▸ **Exercise prompt**
Lift out all lines below that contain "application".

begin Entries supplied

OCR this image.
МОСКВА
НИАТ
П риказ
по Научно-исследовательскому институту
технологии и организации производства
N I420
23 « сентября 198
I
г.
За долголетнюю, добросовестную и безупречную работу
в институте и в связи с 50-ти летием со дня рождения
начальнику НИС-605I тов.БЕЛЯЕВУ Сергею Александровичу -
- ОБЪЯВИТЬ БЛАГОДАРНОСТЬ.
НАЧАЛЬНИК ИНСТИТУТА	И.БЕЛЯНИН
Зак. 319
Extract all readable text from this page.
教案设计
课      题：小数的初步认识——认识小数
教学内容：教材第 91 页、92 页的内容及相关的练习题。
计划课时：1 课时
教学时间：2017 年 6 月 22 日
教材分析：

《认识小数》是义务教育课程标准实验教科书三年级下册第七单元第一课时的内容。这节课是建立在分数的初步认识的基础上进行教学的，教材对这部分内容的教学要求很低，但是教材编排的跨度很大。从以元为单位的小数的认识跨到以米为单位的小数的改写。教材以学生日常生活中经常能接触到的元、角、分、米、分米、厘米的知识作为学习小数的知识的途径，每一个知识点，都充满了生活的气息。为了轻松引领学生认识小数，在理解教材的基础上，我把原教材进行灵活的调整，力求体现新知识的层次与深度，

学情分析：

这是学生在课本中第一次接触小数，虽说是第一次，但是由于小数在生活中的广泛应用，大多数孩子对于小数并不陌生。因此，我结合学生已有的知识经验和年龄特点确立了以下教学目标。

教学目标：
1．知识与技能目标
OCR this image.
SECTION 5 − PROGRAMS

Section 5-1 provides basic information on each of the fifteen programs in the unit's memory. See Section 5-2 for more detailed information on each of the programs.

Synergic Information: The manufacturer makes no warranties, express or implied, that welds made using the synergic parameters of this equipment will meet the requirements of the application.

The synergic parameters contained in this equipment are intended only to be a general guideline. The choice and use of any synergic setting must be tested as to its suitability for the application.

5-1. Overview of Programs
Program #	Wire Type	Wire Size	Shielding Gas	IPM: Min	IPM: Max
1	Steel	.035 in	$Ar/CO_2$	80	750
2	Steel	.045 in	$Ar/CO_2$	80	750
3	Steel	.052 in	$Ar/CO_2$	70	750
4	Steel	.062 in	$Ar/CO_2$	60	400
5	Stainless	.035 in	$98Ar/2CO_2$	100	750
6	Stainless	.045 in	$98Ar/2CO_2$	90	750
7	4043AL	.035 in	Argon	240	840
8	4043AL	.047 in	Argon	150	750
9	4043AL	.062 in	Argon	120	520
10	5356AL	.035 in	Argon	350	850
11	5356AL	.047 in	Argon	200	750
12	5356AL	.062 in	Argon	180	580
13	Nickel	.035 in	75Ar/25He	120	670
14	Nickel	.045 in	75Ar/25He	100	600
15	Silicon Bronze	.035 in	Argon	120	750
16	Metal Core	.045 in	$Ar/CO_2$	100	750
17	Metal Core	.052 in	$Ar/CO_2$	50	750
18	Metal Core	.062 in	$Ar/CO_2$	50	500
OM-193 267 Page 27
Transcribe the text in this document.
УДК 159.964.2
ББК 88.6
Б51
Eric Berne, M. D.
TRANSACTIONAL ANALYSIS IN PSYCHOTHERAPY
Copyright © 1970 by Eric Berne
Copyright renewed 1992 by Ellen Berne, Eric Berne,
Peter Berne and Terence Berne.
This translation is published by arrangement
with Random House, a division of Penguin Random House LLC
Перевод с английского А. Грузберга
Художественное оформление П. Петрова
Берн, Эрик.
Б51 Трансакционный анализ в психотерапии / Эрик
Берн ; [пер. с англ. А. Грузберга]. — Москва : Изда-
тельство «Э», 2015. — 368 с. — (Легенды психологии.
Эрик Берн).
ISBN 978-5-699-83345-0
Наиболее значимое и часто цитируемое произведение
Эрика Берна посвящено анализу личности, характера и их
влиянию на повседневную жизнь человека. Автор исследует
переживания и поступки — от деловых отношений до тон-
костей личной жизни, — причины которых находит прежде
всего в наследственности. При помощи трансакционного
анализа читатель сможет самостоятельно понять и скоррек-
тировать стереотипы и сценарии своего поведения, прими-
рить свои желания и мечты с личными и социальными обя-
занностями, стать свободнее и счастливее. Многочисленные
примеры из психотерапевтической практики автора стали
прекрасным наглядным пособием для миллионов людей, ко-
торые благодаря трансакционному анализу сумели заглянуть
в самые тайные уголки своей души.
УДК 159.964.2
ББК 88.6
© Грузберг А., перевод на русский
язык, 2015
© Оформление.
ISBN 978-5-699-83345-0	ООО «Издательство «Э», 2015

end Entries supplied

▸ **Answer for this exercise**
Synergic Information: The manufacturer makes no warranties, express or implied, that welds made using the synergic parameters of this equipment will meet the requirements of the application.
The synergic parameters contained in this equipment are intended only to be a general guideline. The choice and use of any synergic setting must be tested as to its suitability for the application.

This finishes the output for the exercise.